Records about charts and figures

==================================================

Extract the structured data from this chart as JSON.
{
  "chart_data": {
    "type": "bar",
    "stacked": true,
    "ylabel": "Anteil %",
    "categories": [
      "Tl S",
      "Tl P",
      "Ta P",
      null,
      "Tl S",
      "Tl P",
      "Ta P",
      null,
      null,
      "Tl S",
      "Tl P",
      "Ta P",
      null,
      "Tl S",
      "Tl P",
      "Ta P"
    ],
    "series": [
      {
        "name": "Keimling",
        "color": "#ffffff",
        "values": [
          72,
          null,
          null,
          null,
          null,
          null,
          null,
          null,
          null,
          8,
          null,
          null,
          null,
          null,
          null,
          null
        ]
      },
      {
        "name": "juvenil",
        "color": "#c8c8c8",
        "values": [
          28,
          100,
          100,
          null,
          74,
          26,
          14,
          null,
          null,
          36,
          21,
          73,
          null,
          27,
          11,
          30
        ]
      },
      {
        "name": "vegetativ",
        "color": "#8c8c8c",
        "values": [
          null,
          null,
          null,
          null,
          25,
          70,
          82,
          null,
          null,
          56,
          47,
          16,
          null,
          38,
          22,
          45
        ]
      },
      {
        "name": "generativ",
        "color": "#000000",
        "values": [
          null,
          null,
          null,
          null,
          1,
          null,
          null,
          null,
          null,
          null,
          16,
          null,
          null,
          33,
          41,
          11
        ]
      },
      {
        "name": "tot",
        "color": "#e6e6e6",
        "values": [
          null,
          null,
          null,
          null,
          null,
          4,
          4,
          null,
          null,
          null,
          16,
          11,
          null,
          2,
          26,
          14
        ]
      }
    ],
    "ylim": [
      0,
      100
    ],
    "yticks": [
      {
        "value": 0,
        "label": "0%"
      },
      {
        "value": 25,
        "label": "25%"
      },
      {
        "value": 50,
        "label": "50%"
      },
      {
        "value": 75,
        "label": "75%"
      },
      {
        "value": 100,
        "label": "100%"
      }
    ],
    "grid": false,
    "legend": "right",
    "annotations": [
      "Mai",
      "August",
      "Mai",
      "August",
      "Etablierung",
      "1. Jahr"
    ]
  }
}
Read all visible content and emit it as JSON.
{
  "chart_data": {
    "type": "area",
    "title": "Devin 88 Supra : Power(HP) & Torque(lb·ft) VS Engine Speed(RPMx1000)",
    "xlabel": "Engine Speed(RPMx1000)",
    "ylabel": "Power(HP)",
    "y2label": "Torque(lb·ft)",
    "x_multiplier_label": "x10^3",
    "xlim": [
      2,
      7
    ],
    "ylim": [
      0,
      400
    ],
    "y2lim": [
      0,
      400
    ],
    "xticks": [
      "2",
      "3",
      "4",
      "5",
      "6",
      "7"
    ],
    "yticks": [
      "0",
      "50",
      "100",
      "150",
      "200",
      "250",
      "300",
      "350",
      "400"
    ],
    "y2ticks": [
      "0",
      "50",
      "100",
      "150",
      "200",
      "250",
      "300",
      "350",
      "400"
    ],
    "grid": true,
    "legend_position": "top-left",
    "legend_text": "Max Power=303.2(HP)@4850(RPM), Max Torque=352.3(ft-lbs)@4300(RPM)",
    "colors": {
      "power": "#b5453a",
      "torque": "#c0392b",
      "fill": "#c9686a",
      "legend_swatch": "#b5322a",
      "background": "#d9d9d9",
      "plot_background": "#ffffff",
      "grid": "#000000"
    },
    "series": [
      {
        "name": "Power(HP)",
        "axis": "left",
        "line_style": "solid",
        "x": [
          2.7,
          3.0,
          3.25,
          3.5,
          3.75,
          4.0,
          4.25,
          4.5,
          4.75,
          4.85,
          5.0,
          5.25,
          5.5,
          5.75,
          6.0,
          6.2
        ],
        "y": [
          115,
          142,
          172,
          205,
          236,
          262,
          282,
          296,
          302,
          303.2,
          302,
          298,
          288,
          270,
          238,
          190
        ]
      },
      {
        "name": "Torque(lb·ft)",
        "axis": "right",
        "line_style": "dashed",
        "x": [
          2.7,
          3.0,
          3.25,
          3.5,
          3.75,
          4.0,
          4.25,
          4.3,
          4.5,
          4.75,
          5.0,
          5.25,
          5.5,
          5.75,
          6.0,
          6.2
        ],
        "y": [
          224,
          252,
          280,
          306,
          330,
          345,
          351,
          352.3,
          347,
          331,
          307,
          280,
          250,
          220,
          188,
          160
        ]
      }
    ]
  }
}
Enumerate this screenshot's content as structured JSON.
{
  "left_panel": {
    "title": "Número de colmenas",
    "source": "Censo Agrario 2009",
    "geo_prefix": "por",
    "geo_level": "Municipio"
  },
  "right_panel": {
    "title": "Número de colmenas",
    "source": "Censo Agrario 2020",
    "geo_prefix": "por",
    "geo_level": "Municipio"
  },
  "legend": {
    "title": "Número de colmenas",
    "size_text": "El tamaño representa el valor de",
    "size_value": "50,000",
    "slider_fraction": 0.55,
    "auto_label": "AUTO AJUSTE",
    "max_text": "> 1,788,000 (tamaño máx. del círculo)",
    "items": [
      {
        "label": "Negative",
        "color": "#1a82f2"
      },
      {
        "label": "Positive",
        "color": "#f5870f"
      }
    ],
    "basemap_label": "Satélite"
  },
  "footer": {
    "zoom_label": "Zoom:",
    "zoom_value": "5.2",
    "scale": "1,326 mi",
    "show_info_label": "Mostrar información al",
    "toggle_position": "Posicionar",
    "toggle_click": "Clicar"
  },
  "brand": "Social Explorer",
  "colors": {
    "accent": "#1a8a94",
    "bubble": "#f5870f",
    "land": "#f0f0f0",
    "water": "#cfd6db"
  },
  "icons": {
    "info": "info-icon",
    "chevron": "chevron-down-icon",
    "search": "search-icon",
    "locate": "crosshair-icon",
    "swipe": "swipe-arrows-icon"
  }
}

==================================================

Say, as a number only, how many lines of the data contain "tamaño".

2